Records from a data collection:
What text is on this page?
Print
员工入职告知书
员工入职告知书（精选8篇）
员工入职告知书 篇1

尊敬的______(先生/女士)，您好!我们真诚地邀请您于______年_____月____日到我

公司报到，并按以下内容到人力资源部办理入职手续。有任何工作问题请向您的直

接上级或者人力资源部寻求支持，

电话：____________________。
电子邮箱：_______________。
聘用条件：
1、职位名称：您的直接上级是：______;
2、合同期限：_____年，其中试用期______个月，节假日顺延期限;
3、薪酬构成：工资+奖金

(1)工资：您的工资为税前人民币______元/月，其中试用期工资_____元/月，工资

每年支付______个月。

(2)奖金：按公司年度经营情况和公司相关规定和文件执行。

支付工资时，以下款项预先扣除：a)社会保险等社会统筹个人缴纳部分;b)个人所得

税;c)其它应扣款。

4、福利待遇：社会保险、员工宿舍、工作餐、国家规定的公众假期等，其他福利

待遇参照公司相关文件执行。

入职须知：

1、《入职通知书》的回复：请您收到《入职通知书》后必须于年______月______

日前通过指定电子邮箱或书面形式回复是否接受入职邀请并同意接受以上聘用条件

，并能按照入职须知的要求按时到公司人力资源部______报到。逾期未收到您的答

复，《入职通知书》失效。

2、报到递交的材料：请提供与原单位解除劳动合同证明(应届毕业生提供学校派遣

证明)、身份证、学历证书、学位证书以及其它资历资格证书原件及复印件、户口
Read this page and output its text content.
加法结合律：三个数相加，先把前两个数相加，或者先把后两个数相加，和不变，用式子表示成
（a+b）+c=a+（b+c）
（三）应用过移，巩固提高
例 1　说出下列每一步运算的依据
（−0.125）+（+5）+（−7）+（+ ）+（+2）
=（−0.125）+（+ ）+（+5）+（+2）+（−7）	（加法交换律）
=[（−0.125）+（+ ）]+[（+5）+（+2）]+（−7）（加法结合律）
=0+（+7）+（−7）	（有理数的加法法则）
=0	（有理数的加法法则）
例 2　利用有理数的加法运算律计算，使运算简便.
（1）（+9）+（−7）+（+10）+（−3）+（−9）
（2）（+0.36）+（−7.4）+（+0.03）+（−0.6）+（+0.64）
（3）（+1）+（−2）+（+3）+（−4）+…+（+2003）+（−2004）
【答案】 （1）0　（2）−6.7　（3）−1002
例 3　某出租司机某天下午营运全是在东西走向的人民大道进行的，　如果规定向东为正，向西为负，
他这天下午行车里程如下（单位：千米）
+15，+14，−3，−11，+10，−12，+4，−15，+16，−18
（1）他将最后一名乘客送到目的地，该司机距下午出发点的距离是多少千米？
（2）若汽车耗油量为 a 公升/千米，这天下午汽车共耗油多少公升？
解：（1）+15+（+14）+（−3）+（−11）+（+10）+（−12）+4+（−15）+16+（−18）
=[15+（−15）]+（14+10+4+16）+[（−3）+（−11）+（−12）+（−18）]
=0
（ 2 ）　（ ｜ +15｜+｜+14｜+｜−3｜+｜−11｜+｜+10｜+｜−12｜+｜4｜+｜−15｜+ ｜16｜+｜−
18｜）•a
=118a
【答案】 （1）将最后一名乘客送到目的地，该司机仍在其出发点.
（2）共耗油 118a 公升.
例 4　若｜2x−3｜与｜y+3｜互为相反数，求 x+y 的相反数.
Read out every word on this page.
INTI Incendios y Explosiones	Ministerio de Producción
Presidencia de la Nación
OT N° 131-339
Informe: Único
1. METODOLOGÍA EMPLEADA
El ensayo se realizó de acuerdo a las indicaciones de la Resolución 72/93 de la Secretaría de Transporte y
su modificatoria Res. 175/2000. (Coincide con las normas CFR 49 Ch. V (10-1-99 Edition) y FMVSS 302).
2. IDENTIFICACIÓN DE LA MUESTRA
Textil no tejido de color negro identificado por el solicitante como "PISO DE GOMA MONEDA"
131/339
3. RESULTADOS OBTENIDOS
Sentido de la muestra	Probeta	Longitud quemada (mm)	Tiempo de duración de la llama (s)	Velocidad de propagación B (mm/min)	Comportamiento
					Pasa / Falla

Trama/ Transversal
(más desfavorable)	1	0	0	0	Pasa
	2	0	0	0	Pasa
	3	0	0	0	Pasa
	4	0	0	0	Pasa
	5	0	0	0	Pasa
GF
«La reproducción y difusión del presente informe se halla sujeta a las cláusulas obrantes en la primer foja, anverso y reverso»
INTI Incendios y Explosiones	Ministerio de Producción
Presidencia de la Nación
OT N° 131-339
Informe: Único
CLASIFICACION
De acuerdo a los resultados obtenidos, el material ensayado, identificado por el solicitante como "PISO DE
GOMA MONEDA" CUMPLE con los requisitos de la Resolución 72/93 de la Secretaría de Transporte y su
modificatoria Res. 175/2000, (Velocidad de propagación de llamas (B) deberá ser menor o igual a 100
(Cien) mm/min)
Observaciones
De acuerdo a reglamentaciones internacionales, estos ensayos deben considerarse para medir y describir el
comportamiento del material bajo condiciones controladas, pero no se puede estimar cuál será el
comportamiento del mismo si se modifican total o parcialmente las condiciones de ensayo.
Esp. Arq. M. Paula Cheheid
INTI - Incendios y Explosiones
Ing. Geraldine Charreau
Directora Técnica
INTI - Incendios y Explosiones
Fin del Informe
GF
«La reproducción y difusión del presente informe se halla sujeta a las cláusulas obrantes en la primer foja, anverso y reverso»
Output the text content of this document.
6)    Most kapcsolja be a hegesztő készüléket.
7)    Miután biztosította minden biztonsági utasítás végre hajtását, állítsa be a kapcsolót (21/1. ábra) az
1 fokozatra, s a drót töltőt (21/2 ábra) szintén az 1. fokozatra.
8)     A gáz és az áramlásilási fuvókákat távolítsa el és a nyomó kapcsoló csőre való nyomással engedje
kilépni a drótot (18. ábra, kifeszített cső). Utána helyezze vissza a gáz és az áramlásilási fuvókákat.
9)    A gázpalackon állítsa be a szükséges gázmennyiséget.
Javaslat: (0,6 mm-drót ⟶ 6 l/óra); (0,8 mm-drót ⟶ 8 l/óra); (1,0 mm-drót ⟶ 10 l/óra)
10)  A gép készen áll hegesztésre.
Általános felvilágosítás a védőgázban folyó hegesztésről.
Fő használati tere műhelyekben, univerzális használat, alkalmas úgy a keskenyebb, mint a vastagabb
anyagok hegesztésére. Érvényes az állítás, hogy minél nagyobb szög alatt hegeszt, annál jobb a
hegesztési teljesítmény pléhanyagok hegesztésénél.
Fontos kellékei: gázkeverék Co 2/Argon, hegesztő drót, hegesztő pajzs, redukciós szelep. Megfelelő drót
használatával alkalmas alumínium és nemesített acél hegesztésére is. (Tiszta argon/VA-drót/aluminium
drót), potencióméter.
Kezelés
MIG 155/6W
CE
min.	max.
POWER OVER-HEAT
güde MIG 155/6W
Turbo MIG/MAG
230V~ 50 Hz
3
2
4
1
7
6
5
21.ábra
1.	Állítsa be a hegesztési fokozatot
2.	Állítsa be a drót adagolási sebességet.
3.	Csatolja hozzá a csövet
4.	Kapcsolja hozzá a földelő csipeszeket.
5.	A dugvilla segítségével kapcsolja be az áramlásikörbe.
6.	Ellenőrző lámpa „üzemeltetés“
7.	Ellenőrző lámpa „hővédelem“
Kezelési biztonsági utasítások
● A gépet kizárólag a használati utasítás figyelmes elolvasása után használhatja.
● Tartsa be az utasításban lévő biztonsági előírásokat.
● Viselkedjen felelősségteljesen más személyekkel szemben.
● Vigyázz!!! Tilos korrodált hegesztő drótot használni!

Exercise task: Reproduce every line of the data verbatim.

Task response:
What text is on this page?
Print
员工入职告知书
员工入职告知书（精选8篇）
员工入职告知书 篇1

尊敬的______(先生/女士)，您好!我们真诚地邀请您于______年_____月____日到我

公司报到，并按以下内容到人力资源部办理入职手续。有任何工作问题请向您的直

接上级或者人力资源部寻求支持，

电话：____________________。
电子邮箱：_______________。
聘用条件：
1、职位名称：您的直接上级是：______;
2、合同期限：_____年，其中试用期______个月，节假日顺延期限;
3、薪酬构成：工资+奖金

(1)工资：您的工资为税前人民币______元/月，其中试用期工资_____元/月，工资

每年支付______个月。

(2)奖金：按公司年度经营情况和公司相关规定和文件执行。

支付工资时，以下款项预先扣除：a)社会保险等社会统筹个人缴纳部分;b)个人所得

税;c)其它应扣款。

4、福利待遇：社会保险、员工宿舍、工作餐、国家规定的公众假期等，其他福利

待遇参照公司相关文件执行。

入职须知：

1、《入职通知书》的回复：请您收到《入职通知书》后必须于年______月______

日前通过指定电子邮箱或书面形式回复是否接受入职邀请并同意接受以上聘用条件

，并能按照入职须知的要求按时到公司人力资源部______报到。逾期未收到您的答

复，《入职通知书》失效。

2、报到递交的材料：请提供与原单位解除劳动合同证明(应届毕业生提供学校派遣

证明)、身份证、学历证书、学位证书以及其它资历资格证书原件及复印件、户口
Read this page and output its text content.
加法结合律：三个数相加，先把前两个数相加，或者先把后两个数相加，和不变，用式子表示成
（a+b）+c=a+（b+c）
（三）应用过移，巩固提高
例 1　说出下列每一步运算的依据
（−0.125）+（+5）+（−7）+（+ ）+（+2）
=（−0.125）+（+ ）+（+5）+（+2）+（−7）	（加法交换律）
=[（−0.125）+（+ ）]+[（+5）+（+2）]+（−7）（加法结合律）
=0+（+7）+（−7）	（有理数的加法法则）
=0	（有理数的加法法则）
例 2　利用有理数的加法运算律计算，使运算简便.
（1）（+9）+（−7）+（+10）+（−3）+（−9）
（2）（+0.36）+（−7.4）+（+0.03）+（−0.6）+（+0.64）
（3）（+1）+（−2）+（+3）+（−4）+…+（+2003）+（−2004）
【答案】 （1）0　（2）−6.7　（3）−1002
例 3　某出租司机某天下午营运全是在东西走向的人民大道进行的，　如果规定向东为正，向西为负，
他这天下午行车里程如下（单位：千米）
+15，+14，−3，−11，+10，−12，+4，−15，+16，−18
（1）他将最后一名乘客送到目的地，该司机距下午出发点的距离是多少千米？
（2）若汽车耗油量为 a 公升/千米，这天下午汽车共耗油多少公升？
解：（1）+15+（+14）+（−3）+（−11）+（+10）+（−12）+4+（−15）+16+（−18）
=[15+（−15）]+（14+10+4+16）+[（−3）+（−11）+（−12）+（−18）]
=0
（ 2 ）　（ ｜ +15｜+｜+14｜+｜−3｜+｜−11｜+｜+10｜+｜−12｜+｜4｜+｜−15｜+ ｜16｜+｜−
18｜）•a
=118a
【答案】 （1）将最后一名乘客送到目的地，该司机仍在其出发点.
（2）共耗油 118a 公升.
例 4　若｜2x−3｜与｜y+3｜互为相反数，求 x+y 的相反数.
Read out every word on this page.
INTI Incendios y Explosiones	Ministerio de Producción
Presidencia de la Nación
OT N° 131-339
Informe: Único
1. METODOLOGÍA EMPLEADA
El ensayo se realizó de acuerdo a las indicaciones de la Resolución 72/93 de la Secretaría de Transporte y
su modificatoria Res. 175/2000. (Coincide con las normas CFR 49 Ch. V (10-1-99 Edition) y FMVSS 302).
2. IDENTIFICACIÓN DE LA MUESTRA
Textil no tejido de color negro identificado por el solicitante como "PISO DE GOMA MONEDA"
131/339
3. RESULTADOS OBTENIDOS
Sentido de la muestra	Probeta	Longitud quemada (mm)	Tiempo de duración de la llama (s)	Velocidad de propagación B (mm/min)	Comportamiento
					Pasa / Falla

Trama/ Transversal
(más desfavorable)	1	0	0	0	Pasa
	2	0	0	0	Pasa
	3	0	0	0	Pasa
	4	0	0	0	Pasa
	5	0	0	0	Pasa
GF
«La reproducción y difusión del presente informe se halla sujeta a las cláusulas obrantes en la primer foja, anverso y reverso»
INTI Incendios y Explosiones	Ministerio de Producción
Presidencia de la Nación
OT N° 131-339
Informe: Único
CLASIFICACION
De acuerdo a los resultados obtenidos, el material ensayado, identificado por el solicitante como "PISO DE
GOMA MONEDA" CUMPLE con los requisitos de la Resolución 72/93 de la Secretaría de Transporte y su
modificatoria Res. 175/2000, (Velocidad de propagación de llamas (B) deberá ser menor o igual a 100
(Cien) mm/min)
Observaciones
De acuerdo a reglamentaciones internacionales, estos ensayos deben considerarse para medir y describir el
comportamiento del material bajo condiciones controladas, pero no se puede estimar cuál será el
comportamiento del mismo si se modifican total o parcialmente las condiciones de ensayo.
Esp. Arq. M. Paula Cheheid
INTI - Incendios y Explosiones
Ing. Geraldine Charreau
Directora Técnica
INTI - Incendios y Explosiones
Fin del Informe
GF
«La reproducción y difusión del presente informe se halla sujeta a las cláusulas obrantes en la primer foja, anverso y reverso»
Output the text content of this document.
6)    Most kapcsolja be a hegesztő készüléket.
7)    Miután biztosította minden biztonsági utasítás végre hajtását, állítsa be a kapcsolót (21/1. ábra) az
1 fokozatra, s a drót töltőt (21/2 ábra) szintén az 1. fokozatra.
8)     A gáz és az áramlásilási fuvókákat távolítsa el és a nyomó kapcsoló csőre való nyomással engedje
kilépni a drótot (18. ábra, kifeszített cső). Utána helyezze vissza a gáz és az áramlásilási fuvókákat.
9)    A gázpalackon állítsa be a szükséges gázmennyiséget.
Javaslat: (0,6 mm-drót ⟶ 6 l/óra); (0,8 mm-drót ⟶ 8 l/óra); (1,0 mm-drót ⟶ 10 l/óra)
10)  A gép készen áll hegesztésre.
Általános felvilágosítás a védőgázban folyó hegesztésről.
Fő használati tere műhelyekben, univerzális használat, alkalmas úgy a keskenyebb, mint a vastagabb
anyagok hegesztésére. Érvényes az állítás, hogy minél nagyobb szög alatt hegeszt, annál jobb a
hegesztési teljesítmény pléhanyagok hegesztésénél.
Fontos kellékei: gázkeverék Co 2/Argon, hegesztő drót, hegesztő pajzs, redukciós szelep. Megfelelő drót
használatával alkalmas alumínium és nemesített acél hegesztésére is. (Tiszta argon/VA-drót/aluminium
drót), potencióméter.
Kezelés
MIG 155/6W
CE
min.	max.
POWER OVER-HEAT
güde MIG 155/6W
Turbo MIG/MAG
230V~ 50 Hz
3
2
4
1
7
6
5
21.ábra
1.	Állítsa be a hegesztési fokozatot
2.	Állítsa be a drót adagolási sebességet.
3.	Csatolja hozzá a csövet
4.	Kapcsolja hozzá a földelő csipeszeket.
5.	A dugvilla segítségével kapcsolja be az áramlásikörbe.
6.	Ellenőrző lámpa „üzemeltetés“
7.	Ellenőrző lámpa „hővédelem“
Kezelési biztonsági utasítások
● A gépet kizárólag a használati utasítás figyelmes elolvasása után használhatja.
● Tartsa be az utasításban lévő biztonsági előírásokat.
● Viselkedjen felelősségteljesen más személyekkel szemben.
● Vigyázz!!! Tilos korrodált hegesztő drótot használni!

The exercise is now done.